Set exercise — Set down each entry from the block beneath, exactly as written.

Data supplied —
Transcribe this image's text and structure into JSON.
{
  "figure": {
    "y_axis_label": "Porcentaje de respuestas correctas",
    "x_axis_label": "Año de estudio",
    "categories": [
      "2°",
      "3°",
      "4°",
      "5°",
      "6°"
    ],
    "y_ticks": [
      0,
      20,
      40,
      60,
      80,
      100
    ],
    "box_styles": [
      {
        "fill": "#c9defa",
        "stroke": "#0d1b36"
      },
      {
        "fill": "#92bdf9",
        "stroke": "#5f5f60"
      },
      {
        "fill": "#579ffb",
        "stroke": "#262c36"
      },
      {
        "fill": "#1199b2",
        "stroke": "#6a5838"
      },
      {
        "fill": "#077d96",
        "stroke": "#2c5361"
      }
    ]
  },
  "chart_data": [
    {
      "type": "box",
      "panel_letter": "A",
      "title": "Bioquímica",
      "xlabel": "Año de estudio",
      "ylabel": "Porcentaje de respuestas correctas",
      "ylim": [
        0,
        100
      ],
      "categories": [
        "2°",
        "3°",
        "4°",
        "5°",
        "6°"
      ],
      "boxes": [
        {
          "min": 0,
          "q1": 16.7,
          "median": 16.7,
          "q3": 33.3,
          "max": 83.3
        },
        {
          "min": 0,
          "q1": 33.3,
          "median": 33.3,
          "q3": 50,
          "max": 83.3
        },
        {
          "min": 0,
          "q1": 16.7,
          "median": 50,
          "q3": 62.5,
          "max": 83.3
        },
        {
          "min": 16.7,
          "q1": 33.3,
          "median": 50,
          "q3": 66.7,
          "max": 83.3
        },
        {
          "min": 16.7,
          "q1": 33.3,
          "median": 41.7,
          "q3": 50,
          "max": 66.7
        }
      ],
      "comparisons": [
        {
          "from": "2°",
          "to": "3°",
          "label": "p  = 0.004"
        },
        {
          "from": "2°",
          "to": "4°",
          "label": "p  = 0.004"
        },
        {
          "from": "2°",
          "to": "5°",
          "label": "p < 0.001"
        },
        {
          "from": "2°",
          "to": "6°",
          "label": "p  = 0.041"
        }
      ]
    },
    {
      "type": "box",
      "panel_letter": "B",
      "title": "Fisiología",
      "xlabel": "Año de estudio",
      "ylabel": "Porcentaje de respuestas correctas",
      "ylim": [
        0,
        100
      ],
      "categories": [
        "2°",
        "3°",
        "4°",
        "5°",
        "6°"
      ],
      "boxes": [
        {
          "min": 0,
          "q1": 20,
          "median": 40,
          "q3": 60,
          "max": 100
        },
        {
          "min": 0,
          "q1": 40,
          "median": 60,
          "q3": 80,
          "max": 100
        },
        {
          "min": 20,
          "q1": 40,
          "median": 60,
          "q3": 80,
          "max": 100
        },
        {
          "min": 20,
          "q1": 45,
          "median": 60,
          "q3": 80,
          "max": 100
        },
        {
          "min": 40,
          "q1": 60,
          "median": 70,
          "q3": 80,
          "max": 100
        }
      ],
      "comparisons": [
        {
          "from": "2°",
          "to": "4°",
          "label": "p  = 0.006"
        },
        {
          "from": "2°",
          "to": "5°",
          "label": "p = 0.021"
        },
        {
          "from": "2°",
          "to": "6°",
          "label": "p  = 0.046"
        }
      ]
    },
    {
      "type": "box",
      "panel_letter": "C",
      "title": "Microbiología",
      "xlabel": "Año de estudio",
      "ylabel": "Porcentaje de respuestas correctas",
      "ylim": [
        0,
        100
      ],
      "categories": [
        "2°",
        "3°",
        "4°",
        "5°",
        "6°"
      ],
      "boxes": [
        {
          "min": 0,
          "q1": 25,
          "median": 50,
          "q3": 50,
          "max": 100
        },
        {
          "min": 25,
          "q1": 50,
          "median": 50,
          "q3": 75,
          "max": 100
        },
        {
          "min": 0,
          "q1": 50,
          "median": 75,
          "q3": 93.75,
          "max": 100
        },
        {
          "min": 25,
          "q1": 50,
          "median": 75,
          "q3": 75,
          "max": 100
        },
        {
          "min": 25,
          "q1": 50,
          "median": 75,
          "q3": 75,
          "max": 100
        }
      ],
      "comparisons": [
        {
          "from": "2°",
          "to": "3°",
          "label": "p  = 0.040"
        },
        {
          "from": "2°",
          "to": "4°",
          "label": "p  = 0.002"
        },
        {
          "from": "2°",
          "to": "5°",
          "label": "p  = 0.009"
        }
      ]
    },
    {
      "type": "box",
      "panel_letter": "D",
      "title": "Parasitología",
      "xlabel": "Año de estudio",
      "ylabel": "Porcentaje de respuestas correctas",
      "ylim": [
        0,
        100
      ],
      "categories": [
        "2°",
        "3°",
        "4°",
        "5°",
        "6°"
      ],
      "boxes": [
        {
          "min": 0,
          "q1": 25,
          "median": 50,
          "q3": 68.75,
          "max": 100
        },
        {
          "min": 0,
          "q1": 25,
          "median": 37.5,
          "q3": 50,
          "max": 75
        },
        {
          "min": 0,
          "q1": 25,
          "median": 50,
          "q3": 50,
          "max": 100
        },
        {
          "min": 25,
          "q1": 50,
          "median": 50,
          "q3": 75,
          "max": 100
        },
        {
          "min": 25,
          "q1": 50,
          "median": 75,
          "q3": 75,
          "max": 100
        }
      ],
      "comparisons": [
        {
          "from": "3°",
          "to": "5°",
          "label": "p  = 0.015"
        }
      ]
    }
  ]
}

Result of this exercise —
Transcribe this image's text and structure into JSON.
{
  "figure": {
    "y_axis_label": "Porcentaje de respuestas correctas",
    "x_axis_label": "Año de estudio",
    "categories": [
      "2°",
      "3°",
      "4°",
      "5°",
      "6°"
    ],
    "y_ticks": [
      0,
      20,
      40,
      60,
      80,
      100
    ],
    "box_styles": [
      {
        "fill": "#c9defa",
        "stroke": "#0d1b36"
      },
      {
        "fill": "#92bdf9",
        "stroke": "#5f5f60"
      },
      {
        "fill": "#579ffb",
        "stroke": "#262c36"
      },
      {
        "fill": "#1199b2",
        "stroke": "#6a5838"
      },
      {
        "fill": "#077d96",
        "stroke": "#2c5361"
      }
    ]
  },
  "chart_data": [
    {
      "type": "box",
      "panel_letter": "A",
      "title": "Bioquímica",
      "xlabel": "Año de estudio",
      "ylabel": "Porcentaje de respuestas correctas",
      "ylim": [
        0,
        100
      ],
      "categories": [
        "2°",
        "3°",
        "4°",
        "5°",
        "6°"
      ],
      "boxes": [
        {
          "min": 0,
          "q1": 16.7,
          "median": 16.7,
          "q3": 33.3,
          "max": 83.3
        },
        {
          "min": 0,
          "q1": 33.3,
          "median": 33.3,
          "q3": 50,
          "max": 83.3
        },
        {
          "min": 0,
          "q1": 16.7,
          "median": 50,
          "q3": 62.5,
          "max": 83.3
        },
        {
          "min": 16.7,
          "q1": 33.3,
          "median": 50,
          "q3": 66.7,
          "max": 83.3
        },
        {
          "min": 16.7,
          "q1": 33.3,
          "median": 41.7,
          "q3": 50,
          "max": 66.7
        }
      ],
      "comparisons": [
        {
          "from": "2°",
          "to": "3°",
          "label": "p  = 0.004"
        },
        {
          "from": "2°",
          "to": "4°",
          "label": "p  = 0.004"
        },
        {
          "from": "2°",
          "to": "5°",
          "label": "p < 0.001"
        },
        {
          "from": "2°",
          "to": "6°",
          "label": "p  = 0.041"
        }
      ]
    },
    {
      "type": "box",
      "panel_letter": "B",
      "title": "Fisiología",
      "xlabel": "Año de estudio",
      "ylabel": "Porcentaje de respuestas correctas",
      "ylim": [
        0,
        100
      ],
      "categories": [
        "2°",
        "3°",
        "4°",
        "5°",
        "6°"
      ],
      "boxes": [
        {
          "min": 0,
          "q1": 20,
          "median": 40,
          "q3": 60,
          "max": 100
        },
        {
          "min": 0,
          "q1": 40,
          "median": 60,
          "q3": 80,
          "max": 100
        },
        {
          "min": 20,
          "q1": 40,
          "median": 60,
          "q3": 80,
          "max": 100
        },
        {
          "min": 20,
          "q1": 45,
          "median": 60,
          "q3": 80,
          "max": 100
        },
        {
          "min": 40,
          "q1": 60,
          "median": 70,
          "q3": 80,
          "max": 100
        }
      ],
      "comparisons": [
        {
          "from": "2°",
          "to": "4°",
          "label": "p  = 0.006"
        },
        {
          "from": "2°",
          "to": "5°",
          "label": "p = 0.021"
        },
        {
          "from": "2°",
          "to": "6°",
          "label": "p  = 0.046"
        }
      ]
    },
    {
      "type": "box",
      "panel_letter": "C",
      "title": "Microbiología",
      "xlabel": "Año de estudio",
      "ylabel": "Porcentaje de respuestas correctas",
      "ylim": [
        0,
        100
      ],
      "categories": [
        "2°",
        "3°",
        "4°",
        "5°",
        "6°"
      ],
      "boxes": [
        {
          "min": 0,
          "q1": 25,
          "median": 50,
          "q3": 50,
          "max": 100
        },
        {
          "min": 25,
          "q1": 50,
          "median": 50,
          "q3": 75,
          "max": 100
        },
        {
          "min": 0,
          "q1": 50,
          "median": 75,
          "q3": 93.75,
          "max": 100
        },
        {
          "min": 25,
          "q1": 50,
          "median": 75,
          "q3": 75,
          "max": 100
        },
        {
          "min": 25,
          "q1": 50,
          "median": 75,
          "q3": 75,
          "max": 100
        }
      ],
      "comparisons": [
        {
          "from": "2°",
          "to": "3°",
          "label": "p  = 0.040"
        },
        {
          "from": "2°",
          "to": "4°",
          "label": "p  = 0.002"
        },
        {
          "from": "2°",
          "to": "5°",
          "label": "p  = 0.009"
        }
      ]
    },
    {
      "type": "box",
      "panel_letter": "D",
      "title": "Parasitología",
      "xlabel": "Año de estudio",
      "ylabel": "Porcentaje de respuestas correctas",
      "ylim": [
        0,
        100
      ],
      "categories": [
        "2°",
        "3°",
        "4°",
        "5°",
        "6°"
      ],
      "boxes": [
        {
          "min": 0,
          "q1": 25,
          "median": 50,
          "q3": 68.75,
          "max": 100
        },
        {
          "min": 0,
          "q1": 25,
          "median": 37.5,
          "q3": 50,
          "max": 75
        },
        {
          "min": 0,
          "q1": 25,
          "median": 50,
          "q3": 50,
          "max": 100
        },
        {
          "min": 25,
          "q1": 50,
          "median": 50,
          "q3": 75,
          "max": 100
        },
        {
          "min": 25,
          "q1": 50,
          "median": 75,
          "q3": 75,
          "max": 100
        }
      ],
      "comparisons": [
        {
          "from": "3°",
          "to": "5°",
          "label": "p  = 0.015"
        }
      ]
    }
  ]
}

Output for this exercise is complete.